(begin)

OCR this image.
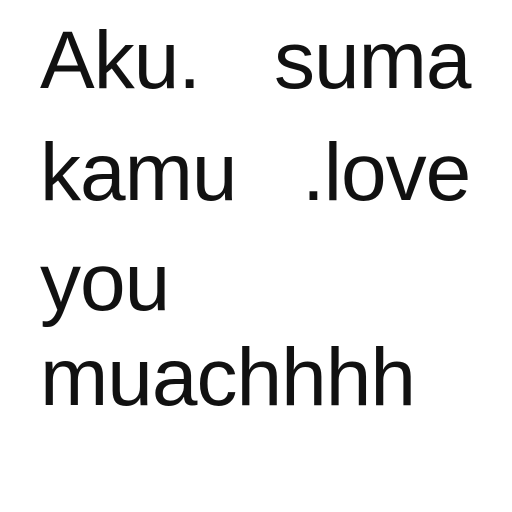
Aku. suma

kamu .love

you

muachhhh
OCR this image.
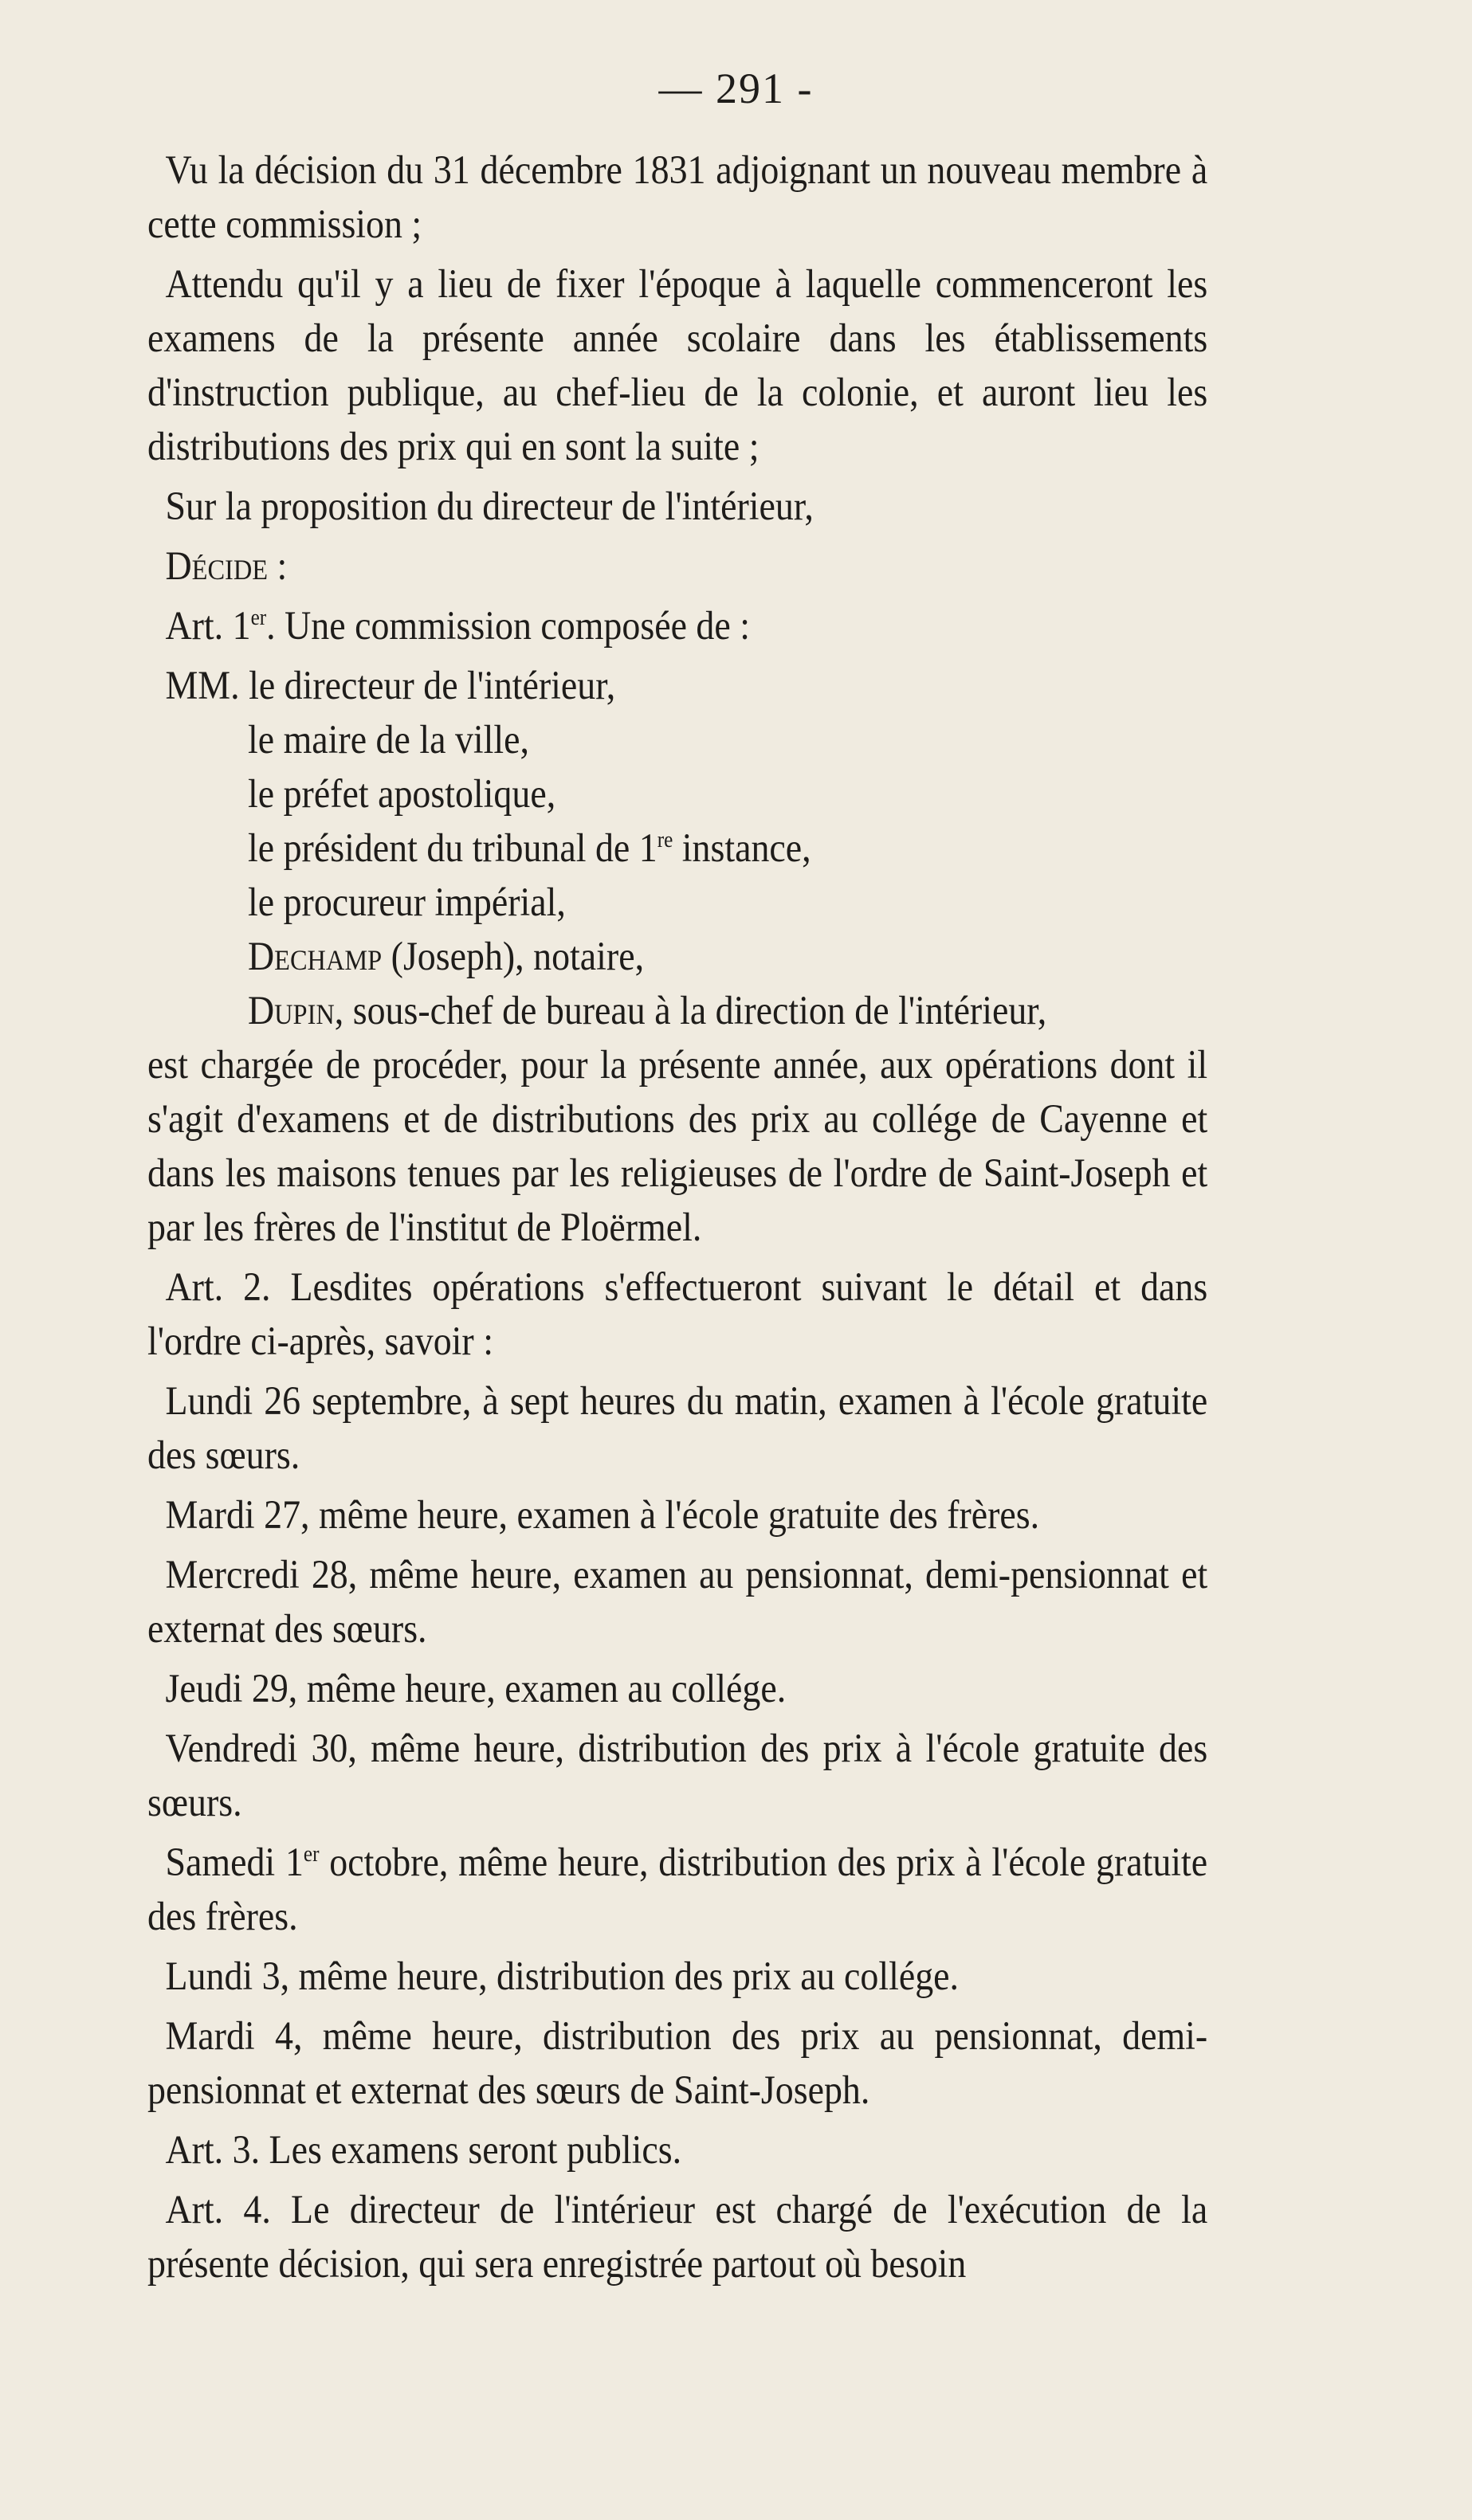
— 291 -

Vu la décision du 31 décembre 1831 adjoignant un nouveau membre à cette commission ;

Attendu qu'il y a lieu de fixer l'époque à laquelle commenceront les examens de la présente année scolaire dans les établissements d'instruction publique, au chef-lieu de la colonie, et auront lieu les distributions des prix qui en sont la suite ;

Sur la proposition du directeur de l'intérieur,

Décide :

Art. 1er. Une commission composée de :

MM. le directeur de l'intérieur,
le maire de la ville,
le préfet apostolique,
le président du tribunal de 1re instance,
le procureur impérial,
Dechamp (Joseph), notaire,
Dupin, sous-chef de bureau à la direction de l'intérieur,

est chargée de procéder, pour la présente année, aux opérations dont il s'agit d'examens et de distributions des prix au collége de Cayenne et dans les maisons tenues par les religieuses de l'ordre de Saint-Joseph et par les frères de l'institut de Ploërmel.

Art. 2. Lesdites opérations s'effectueront suivant le détail et dans l'ordre ci-après, savoir :

Lundi 26 septembre, à sept heures du matin, examen à l'école gratuite des sœurs.

Mardi 27, même heure, examen à l'école gratuite des frères.

Mercredi 28, même heure, examen au pensionnat, demi-pensionnat et externat des sœurs.

Jeudi 29, même heure, examen au collége.

Vendredi 30, même heure, distribution des prix à l'école gratuite des sœurs.

Samedi 1er octobre, même heure, distribution des prix à l'école gratuite des frères.

Lundi 3, même heure, distribution des prix au collége.

Mardi 4, même heure, distribution des prix au pensionnat, demi-pensionnat et externat des sœurs de Saint-Joseph.

Art. 3. Les examens seront publics.

Art. 4. Le directeur de l'intérieur est chargé de l'exécution de la présente décision, qui sera enregistrée partout où besoin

(end)

Your answer should be a single number: the count of lines holding the word "demi".

2